- Your objective -
Copy out each line of the data that holds the word "JSON".

- Entries with figure data -
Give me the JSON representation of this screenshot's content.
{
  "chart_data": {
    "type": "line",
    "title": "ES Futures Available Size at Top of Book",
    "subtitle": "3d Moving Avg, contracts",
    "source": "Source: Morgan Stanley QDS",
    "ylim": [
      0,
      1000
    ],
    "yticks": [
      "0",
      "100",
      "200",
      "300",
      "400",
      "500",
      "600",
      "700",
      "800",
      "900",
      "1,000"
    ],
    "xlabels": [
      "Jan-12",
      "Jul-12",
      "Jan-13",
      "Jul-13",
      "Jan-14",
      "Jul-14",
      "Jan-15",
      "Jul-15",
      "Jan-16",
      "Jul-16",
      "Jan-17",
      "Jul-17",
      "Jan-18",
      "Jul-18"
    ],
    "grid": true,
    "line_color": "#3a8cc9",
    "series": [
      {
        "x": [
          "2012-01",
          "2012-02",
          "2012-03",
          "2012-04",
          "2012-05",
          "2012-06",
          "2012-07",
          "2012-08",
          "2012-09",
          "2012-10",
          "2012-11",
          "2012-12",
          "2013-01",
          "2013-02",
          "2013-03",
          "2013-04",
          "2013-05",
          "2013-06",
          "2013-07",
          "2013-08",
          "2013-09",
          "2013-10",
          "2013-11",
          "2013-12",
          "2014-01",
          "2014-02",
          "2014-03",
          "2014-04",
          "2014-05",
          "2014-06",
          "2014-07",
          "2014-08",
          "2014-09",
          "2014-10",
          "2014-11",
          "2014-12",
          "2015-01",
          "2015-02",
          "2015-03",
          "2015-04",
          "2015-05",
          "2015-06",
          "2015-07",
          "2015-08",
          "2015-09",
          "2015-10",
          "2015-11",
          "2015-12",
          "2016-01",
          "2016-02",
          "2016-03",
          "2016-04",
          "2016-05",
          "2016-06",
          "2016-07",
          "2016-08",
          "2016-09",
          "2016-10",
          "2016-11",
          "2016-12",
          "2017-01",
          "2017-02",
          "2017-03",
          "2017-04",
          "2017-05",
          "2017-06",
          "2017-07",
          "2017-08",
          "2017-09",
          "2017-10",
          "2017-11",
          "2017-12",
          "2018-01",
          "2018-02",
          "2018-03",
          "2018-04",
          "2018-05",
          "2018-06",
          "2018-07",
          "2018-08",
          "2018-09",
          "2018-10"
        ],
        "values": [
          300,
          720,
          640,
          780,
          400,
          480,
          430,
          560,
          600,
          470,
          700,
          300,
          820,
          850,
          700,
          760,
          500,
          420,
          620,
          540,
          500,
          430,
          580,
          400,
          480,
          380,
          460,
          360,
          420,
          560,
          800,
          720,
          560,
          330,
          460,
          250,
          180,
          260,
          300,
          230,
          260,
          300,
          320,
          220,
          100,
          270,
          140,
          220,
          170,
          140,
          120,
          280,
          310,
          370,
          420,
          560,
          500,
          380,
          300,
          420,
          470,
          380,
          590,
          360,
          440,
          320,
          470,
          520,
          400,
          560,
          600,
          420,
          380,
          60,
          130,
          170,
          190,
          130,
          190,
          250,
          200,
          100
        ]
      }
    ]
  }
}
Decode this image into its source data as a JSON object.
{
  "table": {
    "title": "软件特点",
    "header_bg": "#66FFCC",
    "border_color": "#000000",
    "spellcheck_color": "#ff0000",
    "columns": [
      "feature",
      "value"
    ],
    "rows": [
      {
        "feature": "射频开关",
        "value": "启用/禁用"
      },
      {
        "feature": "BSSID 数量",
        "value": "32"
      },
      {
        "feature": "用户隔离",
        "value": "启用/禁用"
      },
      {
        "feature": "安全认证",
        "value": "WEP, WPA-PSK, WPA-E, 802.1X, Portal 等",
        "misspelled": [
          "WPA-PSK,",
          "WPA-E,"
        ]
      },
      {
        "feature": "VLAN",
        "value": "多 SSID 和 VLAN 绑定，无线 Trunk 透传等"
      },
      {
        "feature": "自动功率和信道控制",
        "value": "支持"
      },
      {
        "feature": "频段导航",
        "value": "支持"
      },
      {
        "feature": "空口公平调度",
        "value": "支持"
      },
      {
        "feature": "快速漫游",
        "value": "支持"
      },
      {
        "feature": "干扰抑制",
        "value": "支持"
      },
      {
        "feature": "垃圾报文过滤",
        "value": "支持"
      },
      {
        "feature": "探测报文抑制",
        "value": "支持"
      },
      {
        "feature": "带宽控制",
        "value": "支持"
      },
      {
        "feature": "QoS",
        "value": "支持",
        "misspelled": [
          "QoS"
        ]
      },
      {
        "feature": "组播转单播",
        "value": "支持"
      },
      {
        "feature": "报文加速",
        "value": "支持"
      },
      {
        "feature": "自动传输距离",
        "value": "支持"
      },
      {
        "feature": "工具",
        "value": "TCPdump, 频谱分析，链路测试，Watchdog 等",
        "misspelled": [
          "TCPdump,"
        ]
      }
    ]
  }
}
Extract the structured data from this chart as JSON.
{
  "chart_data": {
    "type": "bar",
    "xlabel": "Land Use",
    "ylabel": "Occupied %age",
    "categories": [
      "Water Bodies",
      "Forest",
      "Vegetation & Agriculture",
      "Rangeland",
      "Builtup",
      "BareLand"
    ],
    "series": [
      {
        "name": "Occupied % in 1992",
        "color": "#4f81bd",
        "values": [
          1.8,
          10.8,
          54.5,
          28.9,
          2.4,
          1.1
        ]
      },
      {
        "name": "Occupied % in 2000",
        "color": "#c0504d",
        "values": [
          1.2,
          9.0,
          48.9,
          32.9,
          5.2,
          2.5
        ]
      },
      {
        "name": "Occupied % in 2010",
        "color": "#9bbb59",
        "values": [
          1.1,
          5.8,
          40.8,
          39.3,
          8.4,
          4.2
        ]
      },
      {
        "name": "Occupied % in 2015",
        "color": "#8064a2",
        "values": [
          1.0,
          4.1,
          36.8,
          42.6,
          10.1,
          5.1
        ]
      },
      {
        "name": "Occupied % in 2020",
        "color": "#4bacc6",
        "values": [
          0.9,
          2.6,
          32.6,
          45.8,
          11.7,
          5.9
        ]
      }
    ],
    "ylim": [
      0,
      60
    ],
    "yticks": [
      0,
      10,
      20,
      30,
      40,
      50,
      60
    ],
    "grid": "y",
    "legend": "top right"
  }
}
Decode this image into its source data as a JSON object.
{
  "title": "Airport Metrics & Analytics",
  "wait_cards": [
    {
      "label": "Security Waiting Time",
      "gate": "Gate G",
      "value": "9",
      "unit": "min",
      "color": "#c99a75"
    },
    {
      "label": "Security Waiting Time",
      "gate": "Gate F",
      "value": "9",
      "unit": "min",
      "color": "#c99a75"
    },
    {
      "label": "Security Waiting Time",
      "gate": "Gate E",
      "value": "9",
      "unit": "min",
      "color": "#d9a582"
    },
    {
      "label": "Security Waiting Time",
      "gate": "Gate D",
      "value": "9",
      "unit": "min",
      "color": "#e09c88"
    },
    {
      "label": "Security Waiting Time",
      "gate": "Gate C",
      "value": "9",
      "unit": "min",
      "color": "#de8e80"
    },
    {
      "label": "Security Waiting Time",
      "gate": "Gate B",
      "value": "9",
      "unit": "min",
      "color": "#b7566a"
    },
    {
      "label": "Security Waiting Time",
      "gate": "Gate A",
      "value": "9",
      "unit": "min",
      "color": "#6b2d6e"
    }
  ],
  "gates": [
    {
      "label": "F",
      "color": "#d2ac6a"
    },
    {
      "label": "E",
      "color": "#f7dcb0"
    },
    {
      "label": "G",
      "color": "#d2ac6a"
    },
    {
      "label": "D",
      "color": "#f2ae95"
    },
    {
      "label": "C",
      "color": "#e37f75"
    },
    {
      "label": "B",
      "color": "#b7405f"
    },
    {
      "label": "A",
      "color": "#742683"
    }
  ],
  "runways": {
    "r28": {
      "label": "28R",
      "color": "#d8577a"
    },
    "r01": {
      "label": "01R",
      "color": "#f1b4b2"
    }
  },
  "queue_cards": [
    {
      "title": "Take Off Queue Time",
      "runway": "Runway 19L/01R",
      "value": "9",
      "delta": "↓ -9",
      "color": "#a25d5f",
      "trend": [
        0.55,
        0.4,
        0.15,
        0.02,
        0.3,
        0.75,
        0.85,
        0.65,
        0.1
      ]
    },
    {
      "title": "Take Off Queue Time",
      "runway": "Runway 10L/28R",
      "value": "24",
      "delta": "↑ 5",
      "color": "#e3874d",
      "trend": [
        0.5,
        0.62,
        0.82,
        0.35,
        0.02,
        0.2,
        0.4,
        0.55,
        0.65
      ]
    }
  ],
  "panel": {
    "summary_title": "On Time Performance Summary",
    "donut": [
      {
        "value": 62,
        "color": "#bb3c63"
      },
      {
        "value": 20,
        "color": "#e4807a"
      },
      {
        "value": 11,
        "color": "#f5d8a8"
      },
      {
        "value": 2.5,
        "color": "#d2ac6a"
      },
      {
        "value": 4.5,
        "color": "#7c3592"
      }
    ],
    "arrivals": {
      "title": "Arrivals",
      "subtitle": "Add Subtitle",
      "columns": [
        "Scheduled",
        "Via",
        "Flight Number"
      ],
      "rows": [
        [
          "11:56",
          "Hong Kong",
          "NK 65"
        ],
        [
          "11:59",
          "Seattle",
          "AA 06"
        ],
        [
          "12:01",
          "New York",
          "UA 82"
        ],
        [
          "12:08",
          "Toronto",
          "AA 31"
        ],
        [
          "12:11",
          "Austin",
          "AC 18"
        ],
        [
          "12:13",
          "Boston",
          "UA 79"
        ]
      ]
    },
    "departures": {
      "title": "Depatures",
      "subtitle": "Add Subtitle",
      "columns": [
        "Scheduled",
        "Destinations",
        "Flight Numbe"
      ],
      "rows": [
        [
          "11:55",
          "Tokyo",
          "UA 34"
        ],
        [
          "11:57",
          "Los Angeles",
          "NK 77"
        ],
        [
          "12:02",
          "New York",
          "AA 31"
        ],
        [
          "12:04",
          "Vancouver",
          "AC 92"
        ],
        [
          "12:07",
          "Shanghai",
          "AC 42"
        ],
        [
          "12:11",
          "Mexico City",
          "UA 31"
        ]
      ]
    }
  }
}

- Exercise output -
Give me the JSON representation of this screenshot's content.
Decode this image into its source data as a JSON object.
Extract the structured data from this chart as JSON.
Decode this image into its source data as a JSON object.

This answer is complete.